### Page
Paul is a Research Associate on the Leverhulme-funded 'Peopling the Green Sahara' project. This project is responsible for reconstructing former palaeohydrological networks in the Sahara Desert using remote-sensing and GIS techniques. It also integrates this data with available palaeoecological data sets to explore the changing availability of freshwater features during the Holocene humid period. Spatio-temporal patterns evident in the data will then be related to archaeological data to explore how these factors relate to human occupations in the 'Green Sahara'.

Paul has authored or co-authored 20 publications to date. He completed his Natural Environment Research Council (NERC)-funded PhD at King's in 2016. This PhD, undertaken in the Department of Geography and partnered with the Palaeodeserts project, focused on reconstructing palaeohydrological networks across the Arabian Peninsula and examining their potential as routes for dispersal for Pleistocene hominins. 

Prior to his PhD, Paul was employed by the VISTA (Visual and Spatial Technology) Centre of the Department of Archaeology and Antiquity, University of Birmingham. Here, he performed landscape archaeological GIS analyses, archaeological excavations, and terrestrial spatial and geophysical surveys.

He obtained an MA (with distinction) in Practical Archaeology from the University of Birmingham in 2007, and a BSc (hons) in Geology and Archaeology from the University of Birmingham in 2003.

Research

  • Human evolution and Hominin dispersals
  • Prehistory in mid-latitude deserts
  • Geoarchaeology, palaeoenvironments and palaeohydrology
  • Quaternary climate change in mid-latitude deserts
  • Landscape archaeology and archaeological prospection using GIS and remotely-sensed data

Paul has particular research interests in dispersals of Homo sapiens and other hominins in the middle-latitudes of Africa and western Asia and how population movements and dynamics in these areas may relate to climatic fluctuations of the past. 

Paul completed a NERC-funded PhD on reconstructing palaeohydrological networks across the Arabian Peninsula and examining their potential as routes for dispersal for Pleistocene hominins.
######
**Exercise set:**
a: Please explain, using the profile, why the 'Peopling the Green Sahara' project combines its reconstructed water networks with palaeoecological data sets.
b: Answer these questions from the profile, one per line:
(i) In what year did Paul complete his PhD?
(ii) Which centre employed him before his PhD?
(iii) In what subject did he earn his MA?
### Dataset content
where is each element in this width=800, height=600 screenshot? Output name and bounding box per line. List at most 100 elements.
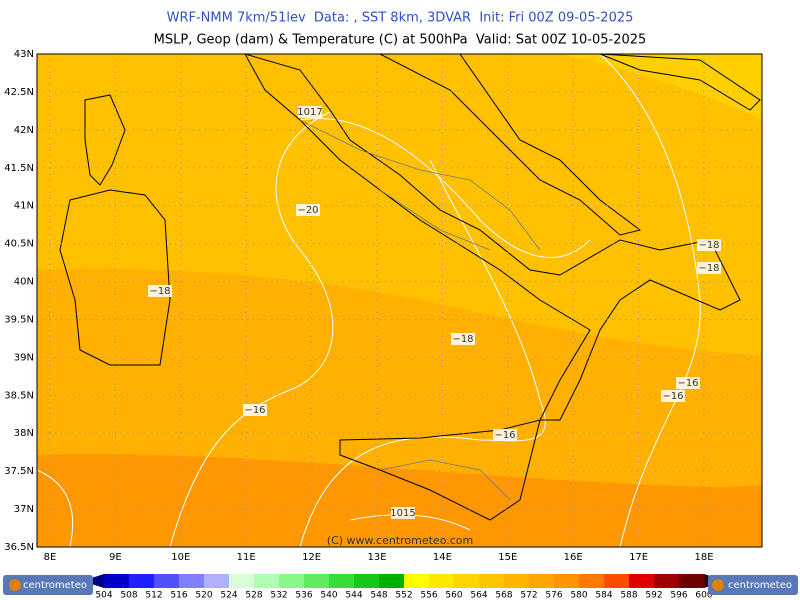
######
**Answers to the exercises:**
a: The project combines them to explore how the availability of freshwater features changed during the Holocene humid period. The resulting spatio-temporal patterns are then related to archaeological data to examine how these factors connect to human occupations in the 'Green Sahara'.

b:
(i) 2016
(ii) The VISTA (Visual and Spatial Technology) Centre of the Department of Archaeology and Antiquity, University of Birmingham
(iii) Practical Archaeology